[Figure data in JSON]
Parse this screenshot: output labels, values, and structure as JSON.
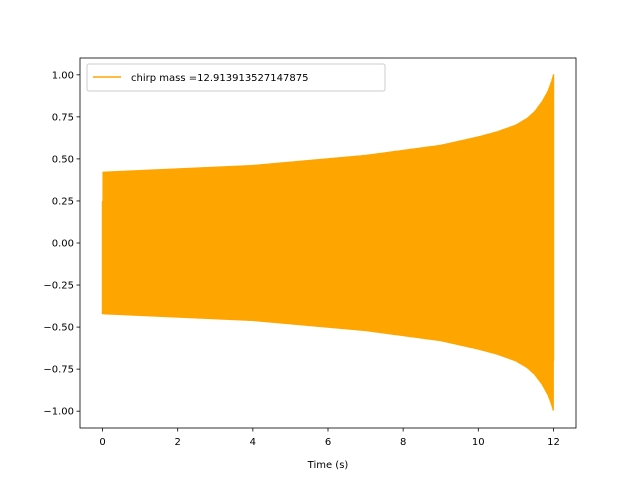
{
  "chart_data": {
    "type": "line",
    "title": "",
    "xlabel": "Time (s)",
    "ylabel": "",
    "xlim": [
      -0.6,
      12.6
    ],
    "ylim": [
      -1.1,
      1.1
    ],
    "xticks": [
      0,
      2,
      4,
      6,
      8,
      10,
      12
    ],
    "xtick_labels": [
      "0",
      "2",
      "4",
      "6",
      "8",
      "10",
      "12"
    ],
    "yticks": [
      -1.0,
      -0.75,
      -0.5,
      -0.25,
      0.0,
      0.25,
      0.5,
      0.75,
      1.0
    ],
    "ytick_labels": [
      "−1.00",
      "−0.75",
      "−0.50",
      "−0.25",
      "0.00",
      "0.25",
      "0.50",
      "0.75",
      "1.00"
    ],
    "grid": false,
    "legend_position": "upper-left",
    "series": [
      {
        "name": "chirp mass =12.913913527147875",
        "color": "#ffa500",
        "x": [
          0.0,
          1.0,
          2.0,
          3.0,
          4.0,
          5.0,
          6.0,
          7.0,
          8.0,
          9.0,
          10.0,
          10.5,
          11.0,
          11.3,
          11.5,
          11.7,
          11.85,
          11.95,
          12.0
        ],
        "envelope": [
          0.42,
          0.43,
          0.44,
          0.45,
          0.46,
          0.48,
          0.5,
          0.52,
          0.55,
          0.58,
          0.63,
          0.66,
          0.7,
          0.74,
          0.78,
          0.84,
          0.9,
          0.96,
          1.0
        ],
        "initial_value": 0.25
      }
    ]
  }
}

◆ GIVEN PROBLEM
Reproduce all the entries that precede this task, word for word, minus any pictures.

◆ EXERCISE RESPONSE
Parse this screenshot: output labels, values, and structure as JSON.
{
  "chart_data": {
    "type": "line",
    "title": "",
    "xlabel": "Time (s)",
    "ylabel": "",
    "xlim": [
      -0.6,
      12.6
    ],
    "ylim": [
      -1.1,
      1.1
    ],
    "xticks": [
      0,
      2,
      4,
      6,
      8,
      10,
      12
    ],
    "xtick_labels": [
      "0",
      "2",
      "4",
      "6",
      "8",
      "10",
      "12"
    ],
    "yticks": [
      -1.0,
      -0.75,
      -0.5,
      -0.25,
      0.0,
      0.25,
      0.5,
      0.75,
      1.0
    ],
    "ytick_labels": [
      "−1.00",
      "−0.75",
      "−0.50",
      "−0.25",
      "0.00",
      "0.25",
      "0.50",
      "0.75",
      "1.00"
    ],
    "grid": false,
    "legend_position": "upper-left",
    "series": [
      {
        "name": "chirp mass =12.913913527147875",
        "color": "#ffa500",
        "x": [
          0.0,
          1.0,
          2.0,
          3.0,
          4.0,
          5.0,
          6.0,
          7.0,
          8.0,
          9.0,
          10.0,
          10.5,
          11.0,
          11.3,
          11.5,
          11.7,
          11.85,
          11.95,
          12.0
        ],
        "envelope": [
          0.42,
          0.43,
          0.44,
          0.45,
          0.46,
          0.48,
          0.5,
          0.52,
          0.55,
          0.58,
          0.63,
          0.66,
          0.7,
          0.74,
          0.78,
          0.84,
          0.9,
          0.96,
          1.0
        ],
        "initial_value": 0.25
      }
    ]
  }
}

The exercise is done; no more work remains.